Copy out the entries in full and with complete accuracy; pictures are excluded.

- Figure collection entries
* Start *

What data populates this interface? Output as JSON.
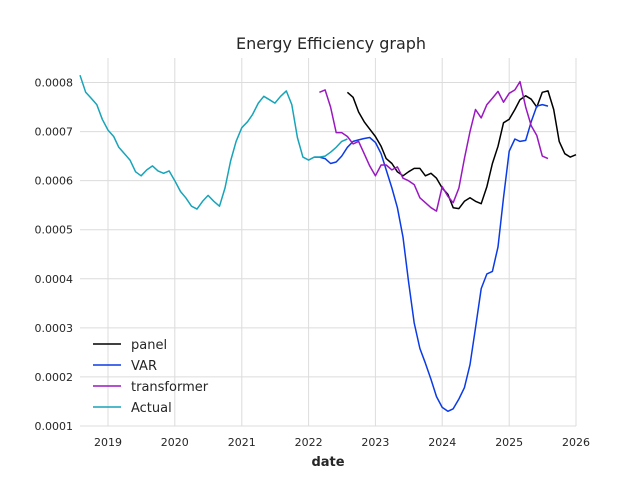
{
  "chart_data": {
    "type": "line",
    "title": "Energy Efficiency graph",
    "xlabel": "date",
    "ylabel": "",
    "xlim": [
      "2018-08-01",
      "2026-01-01"
    ],
    "ylim": [
      0.0001,
      0.00085
    ],
    "x_ticks": [
      {
        "label": "2019",
        "date": "2019-01-01"
      },
      {
        "label": "2020",
        "date": "2020-01-01"
      },
      {
        "label": "2021",
        "date": "2021-01-01"
      },
      {
        "label": "2022",
        "date": "2022-01-01"
      },
      {
        "label": "2023",
        "date": "2023-01-01"
      },
      {
        "label": "2024",
        "date": "2024-01-01"
      },
      {
        "label": "2025",
        "date": "2025-01-01"
      },
      {
        "label": "2026",
        "date": "2026-01-01"
      }
    ],
    "y_ticks": [
      {
        "label": "0.0001",
        "value": 0.0001
      },
      {
        "label": "0.0002",
        "value": 0.0002
      },
      {
        "label": "0.0003",
        "value": 0.0003
      },
      {
        "label": "0.0004",
        "value": 0.0004
      },
      {
        "label": "0.0005",
        "value": 0.0005
      },
      {
        "label": "0.0006",
        "value": 0.0006
      },
      {
        "label": "0.0007",
        "value": 0.0007
      },
      {
        "label": "0.0008",
        "value": 0.0008
      }
    ],
    "grid": true,
    "legend_position": "lower-left",
    "series": [
      {
        "name": "panel",
        "color": "#000000",
        "x": [
          "2022-08",
          "2022-09",
          "2022-10",
          "2022-11",
          "2022-12",
          "2023-01",
          "2023-02",
          "2023-03",
          "2023-04",
          "2023-05",
          "2023-06",
          "2023-07",
          "2023-08",
          "2023-09",
          "2023-10",
          "2023-11",
          "2023-12",
          "2024-01",
          "2024-02",
          "2024-03",
          "2024-04",
          "2024-05",
          "2024-06",
          "2024-07",
          "2024-08",
          "2024-09",
          "2024-10",
          "2024-11",
          "2024-12",
          "2025-01",
          "2025-02",
          "2025-03",
          "2025-04",
          "2025-05",
          "2025-06",
          "2025-07",
          "2025-08",
          "2025-09",
          "2025-10",
          "2025-11",
          "2025-12",
          "2026-01"
        ],
        "y": [
          0.00078,
          0.00077,
          0.00074,
          0.00072,
          0.000705,
          0.00069,
          0.00067,
          0.000645,
          0.000635,
          0.000618,
          0.00061,
          0.000618,
          0.000625,
          0.000625,
          0.00061,
          0.000615,
          0.000605,
          0.000585,
          0.000572,
          0.000545,
          0.000543,
          0.000558,
          0.000565,
          0.000558,
          0.000553,
          0.000588,
          0.000635,
          0.00067,
          0.000718,
          0.000725,
          0.000745,
          0.000765,
          0.000773,
          0.000766,
          0.00075,
          0.00078,
          0.000783,
          0.000745,
          0.00068,
          0.000655,
          0.000648,
          0.000653
        ]
      },
      {
        "name": "VAR",
        "color": "#0b3be6",
        "x": [
          "2022-02",
          "2022-03",
          "2022-04",
          "2022-05",
          "2022-06",
          "2022-07",
          "2022-08",
          "2022-09",
          "2022-10",
          "2022-11",
          "2022-12",
          "2023-01",
          "2023-02",
          "2023-03",
          "2023-04",
          "2023-05",
          "2023-06",
          "2023-07",
          "2023-08",
          "2023-09",
          "2023-10",
          "2023-11",
          "2023-12",
          "2024-01",
          "2024-02",
          "2024-03",
          "2024-04",
          "2024-05",
          "2024-06",
          "2024-07",
          "2024-08",
          "2024-09",
          "2024-10",
          "2024-11",
          "2024-12",
          "2025-01",
          "2025-02",
          "2025-03",
          "2025-04",
          "2025-05",
          "2025-06",
          "2025-07",
          "2025-08"
        ],
        "y": [
          0.000648,
          0.000648,
          0.000645,
          0.000635,
          0.000638,
          0.00065,
          0.000668,
          0.00068,
          0.000683,
          0.000686,
          0.000688,
          0.000678,
          0.000655,
          0.000622,
          0.000585,
          0.000545,
          0.000485,
          0.000395,
          0.00031,
          0.000258,
          0.000228,
          0.000195,
          0.00016,
          0.000138,
          0.00013,
          0.000135,
          0.000155,
          0.000178,
          0.000225,
          0.0003,
          0.00038,
          0.00041,
          0.000415,
          0.000465,
          0.000565,
          0.00066,
          0.000685,
          0.00068,
          0.000682,
          0.00072,
          0.000752,
          0.000755,
          0.000752
        ]
      },
      {
        "name": "transformer",
        "color": "#9a18c0",
        "x": [
          "2022-03",
          "2022-04",
          "2022-05",
          "2022-06",
          "2022-07",
          "2022-08",
          "2022-09",
          "2022-10",
          "2022-11",
          "2022-12",
          "2023-01",
          "2023-02",
          "2023-03",
          "2023-04",
          "2023-05",
          "2023-06",
          "2023-07",
          "2023-08",
          "2023-09",
          "2023-10",
          "2023-11",
          "2023-12",
          "2024-01",
          "2024-02",
          "2024-03",
          "2024-04",
          "2024-05",
          "2024-06",
          "2024-07",
          "2024-08",
          "2024-09",
          "2024-10",
          "2024-11",
          "2024-12",
          "2025-01",
          "2025-02",
          "2025-03",
          "2025-04",
          "2025-05",
          "2025-06",
          "2025-07",
          "2025-08"
        ],
        "y": [
          0.00078,
          0.000785,
          0.00075,
          0.000698,
          0.000698,
          0.00069,
          0.000675,
          0.00068,
          0.000655,
          0.00063,
          0.00061,
          0.000632,
          0.000632,
          0.000622,
          0.000628,
          0.000605,
          0.0006,
          0.000592,
          0.000565,
          0.000555,
          0.000545,
          0.000538,
          0.000588,
          0.000568,
          0.000555,
          0.000585,
          0.000645,
          0.0007,
          0.000745,
          0.000728,
          0.000755,
          0.000768,
          0.000782,
          0.00076,
          0.000778,
          0.000785,
          0.000802,
          0.00075,
          0.000712,
          0.000692,
          0.00065,
          0.000645
        ]
      },
      {
        "name": "Actual",
        "color": "#17a4b9",
        "x": [
          "2018-08",
          "2018-09",
          "2018-10",
          "2018-11",
          "2018-12",
          "2019-01",
          "2019-02",
          "2019-03",
          "2019-04",
          "2019-05",
          "2019-06",
          "2019-07",
          "2019-08",
          "2019-09",
          "2019-10",
          "2019-11",
          "2019-12",
          "2020-01",
          "2020-02",
          "2020-03",
          "2020-04",
          "2020-05",
          "2020-06",
          "2020-07",
          "2020-08",
          "2020-09",
          "2020-10",
          "2020-11",
          "2020-12",
          "2021-01",
          "2021-02",
          "2021-03",
          "2021-04",
          "2021-05",
          "2021-06",
          "2021-07",
          "2021-08",
          "2021-09",
          "2021-10",
          "2021-11",
          "2021-12",
          "2022-01",
          "2022-02",
          "2022-03",
          "2022-04",
          "2022-05",
          "2022-06",
          "2022-07",
          "2022-08"
        ],
        "y": [
          0.000815,
          0.00078,
          0.000768,
          0.000755,
          0.000725,
          0.000703,
          0.00069,
          0.000668,
          0.000655,
          0.000642,
          0.000618,
          0.00061,
          0.000622,
          0.00063,
          0.00062,
          0.000615,
          0.00062,
          0.0006,
          0.000578,
          0.000565,
          0.000548,
          0.000542,
          0.000558,
          0.00057,
          0.000558,
          0.000548,
          0.000585,
          0.00064,
          0.00068,
          0.000708,
          0.00072,
          0.000735,
          0.000758,
          0.000772,
          0.000765,
          0.000758,
          0.000772,
          0.000783,
          0.000755,
          0.000688,
          0.000648,
          0.000642,
          0.000648,
          0.000648,
          0.00065,
          0.000658,
          0.000668,
          0.00068,
          0.000685
        ]
      }
    ]
  }
}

* End *

- EXERCISE OUTPUT
What data populates this interface? Output as JSON.
{
  "chart_data": {
    "type": "line",
    "title": "Energy Efficiency graph",
    "xlabel": "date",
    "ylabel": "",
    "xlim": [
      "2018-08-01",
      "2026-01-01"
    ],
    "ylim": [
      0.0001,
      0.00085
    ],
    "x_ticks": [
      {
        "label": "2019",
        "date": "2019-01-01"
      },
      {
        "label": "2020",
        "date": "2020-01-01"
      },
      {
        "label": "2021",
        "date": "2021-01-01"
      },
      {
        "label": "2022",
        "date": "2022-01-01"
      },
      {
        "label": "2023",
        "date": "2023-01-01"
      },
      {
        "label": "2024",
        "date": "2024-01-01"
      },
      {
        "label": "2025",
        "date": "2025-01-01"
      },
      {
        "label": "2026",
        "date": "2026-01-01"
      }
    ],
    "y_ticks": [
      {
        "label": "0.0001",
        "value": 0.0001
      },
      {
        "label": "0.0002",
        "value": 0.0002
      },
      {
        "label": "0.0003",
        "value": 0.0003
      },
      {
        "label": "0.0004",
        "value": 0.0004
      },
      {
        "label": "0.0005",
        "value": 0.0005
      },
      {
        "label": "0.0006",
        "value": 0.0006
      },
      {
        "label": "0.0007",
        "value": 0.0007
      },
      {
        "label": "0.0008",
        "value": 0.0008
      }
    ],
    "grid": true,
    "legend_position": "lower-left",
    "series": [
      {
        "name": "panel",
        "color": "#000000",
        "x": [
          "2022-08",
          "2022-09",
          "2022-10",
          "2022-11",
          "2022-12",
          "2023-01",
          "2023-02",
          "2023-03",
          "2023-04",
          "2023-05",
          "2023-06",
          "2023-07",
          "2023-08",
          "2023-09",
          "2023-10",
          "2023-11",
          "2023-12",
          "2024-01",
          "2024-02",
          "2024-03",
          "2024-04",
          "2024-05",
          "2024-06",
          "2024-07",
          "2024-08",
          "2024-09",
          "2024-10",
          "2024-11",
          "2024-12",
          "2025-01",
          "2025-02",
          "2025-03",
          "2025-04",
          "2025-05",
          "2025-06",
          "2025-07",
          "2025-08",
          "2025-09",
          "2025-10",
          "2025-11",
          "2025-12",
          "2026-01"
        ],
        "y": [
          0.00078,
          0.00077,
          0.00074,
          0.00072,
          0.000705,
          0.00069,
          0.00067,
          0.000645,
          0.000635,
          0.000618,
          0.00061,
          0.000618,
          0.000625,
          0.000625,
          0.00061,
          0.000615,
          0.000605,
          0.000585,
          0.000572,
          0.000545,
          0.000543,
          0.000558,
          0.000565,
          0.000558,
          0.000553,
          0.000588,
          0.000635,
          0.00067,
          0.000718,
          0.000725,
          0.000745,
          0.000765,
          0.000773,
          0.000766,
          0.00075,
          0.00078,
          0.000783,
          0.000745,
          0.00068,
          0.000655,
          0.000648,
          0.000653
        ]
      },
      {
        "name": "VAR",
        "color": "#0b3be6",
        "x": [
          "2022-02",
          "2022-03",
          "2022-04",
          "2022-05",
          "2022-06",
          "2022-07",
          "2022-08",
          "2022-09",
          "2022-10",
          "2022-11",
          "2022-12",
          "2023-01",
          "2023-02",
          "2023-03",
          "2023-04",
          "2023-05",
          "2023-06",
          "2023-07",
          "2023-08",
          "2023-09",
          "2023-10",
          "2023-11",
          "2023-12",
          "2024-01",
          "2024-02",
          "2024-03",
          "2024-04",
          "2024-05",
          "2024-06",
          "2024-07",
          "2024-08",
          "2024-09",
          "2024-10",
          "2024-11",
          "2024-12",
          "2025-01",
          "2025-02",
          "2025-03",
          "2025-04",
          "2025-05",
          "2025-06",
          "2025-07",
          "2025-08"
        ],
        "y": [
          0.000648,
          0.000648,
          0.000645,
          0.000635,
          0.000638,
          0.00065,
          0.000668,
          0.00068,
          0.000683,
          0.000686,
          0.000688,
          0.000678,
          0.000655,
          0.000622,
          0.000585,
          0.000545,
          0.000485,
          0.000395,
          0.00031,
          0.000258,
          0.000228,
          0.000195,
          0.00016,
          0.000138,
          0.00013,
          0.000135,
          0.000155,
          0.000178,
          0.000225,
          0.0003,
          0.00038,
          0.00041,
          0.000415,
          0.000465,
          0.000565,
          0.00066,
          0.000685,
          0.00068,
          0.000682,
          0.00072,
          0.000752,
          0.000755,
          0.000752
        ]
      },
      {
        "name": "transformer",
        "color": "#9a18c0",
        "x": [
          "2022-03",
          "2022-04",
          "2022-05",
          "2022-06",
          "2022-07",
          "2022-08",
          "2022-09",
          "2022-10",
          "2022-11",
          "2022-12",
          "2023-01",
          "2023-02",
          "2023-03",
          "2023-04",
          "2023-05",
          "2023-06",
          "2023-07",
          "2023-08",
          "2023-09",
          "2023-10",
          "2023-11",
          "2023-12",
          "2024-01",
          "2024-02",
          "2024-03",
          "2024-04",
          "2024-05",
          "2024-06",
          "2024-07",
          "2024-08",
          "2024-09",
          "2024-10",
          "2024-11",
          "2024-12",
          "2025-01",
          "2025-02",
          "2025-03",
          "2025-04",
          "2025-05",
          "2025-06",
          "2025-07",
          "2025-08"
        ],
        "y": [
          0.00078,
          0.000785,
          0.00075,
          0.000698,
          0.000698,
          0.00069,
          0.000675,
          0.00068,
          0.000655,
          0.00063,
          0.00061,
          0.000632,
          0.000632,
          0.000622,
          0.000628,
          0.000605,
          0.0006,
          0.000592,
          0.000565,
          0.000555,
          0.000545,
          0.000538,
          0.000588,
          0.000568,
          0.000555,
          0.000585,
          0.000645,
          0.0007,
          0.000745,
          0.000728,
          0.000755,
          0.000768,
          0.000782,
          0.00076,
          0.000778,
          0.000785,
          0.000802,
          0.00075,
          0.000712,
          0.000692,
          0.00065,
          0.000645
        ]
      },
      {
        "name": "Actual",
        "color": "#17a4b9",
        "x": [
          "2018-08",
          "2018-09",
          "2018-10",
          "2018-11",
          "2018-12",
          "2019-01",
          "2019-02",
          "2019-03",
          "2019-04",
          "2019-05",
          "2019-06",
          "2019-07",
          "2019-08",
          "2019-09",
          "2019-10",
          "2019-11",
          "2019-12",
          "2020-01",
          "2020-02",
          "2020-03",
          "2020-04",
          "2020-05",
          "2020-06",
          "2020-07",
          "2020-08",
          "2020-09",
          "2020-10",
          "2020-11",
          "2020-12",
          "2021-01",
          "2021-02",
          "2021-03",
          "2021-04",
          "2021-05",
          "2021-06",
          "2021-07",
          "2021-08",
          "2021-09",
          "2021-10",
          "2021-11",
          "2021-12",
          "2022-01",
          "2022-02",
          "2022-03",
          "2022-04",
          "2022-05",
          "2022-06",
          "2022-07",
          "2022-08"
        ],
        "y": [
          0.000815,
          0.00078,
          0.000768,
          0.000755,
          0.000725,
          0.000703,
          0.00069,
          0.000668,
          0.000655,
          0.000642,
          0.000618,
          0.00061,
          0.000622,
          0.00063,
          0.00062,
          0.000615,
          0.00062,
          0.0006,
          0.000578,
          0.000565,
          0.000548,
          0.000542,
          0.000558,
          0.00057,
          0.000558,
          0.000548,
          0.000585,
          0.00064,
          0.00068,
          0.000708,
          0.00072,
          0.000735,
          0.000758,
          0.000772,
          0.000765,
          0.000758,
          0.000772,
          0.000783,
          0.000755,
          0.000688,
          0.000648,
          0.000642,
          0.000648,
          0.000648,
          0.00065,
          0.000658,
          0.000668,
          0.00068,
          0.000685
        ]
      }
    ]
  }
}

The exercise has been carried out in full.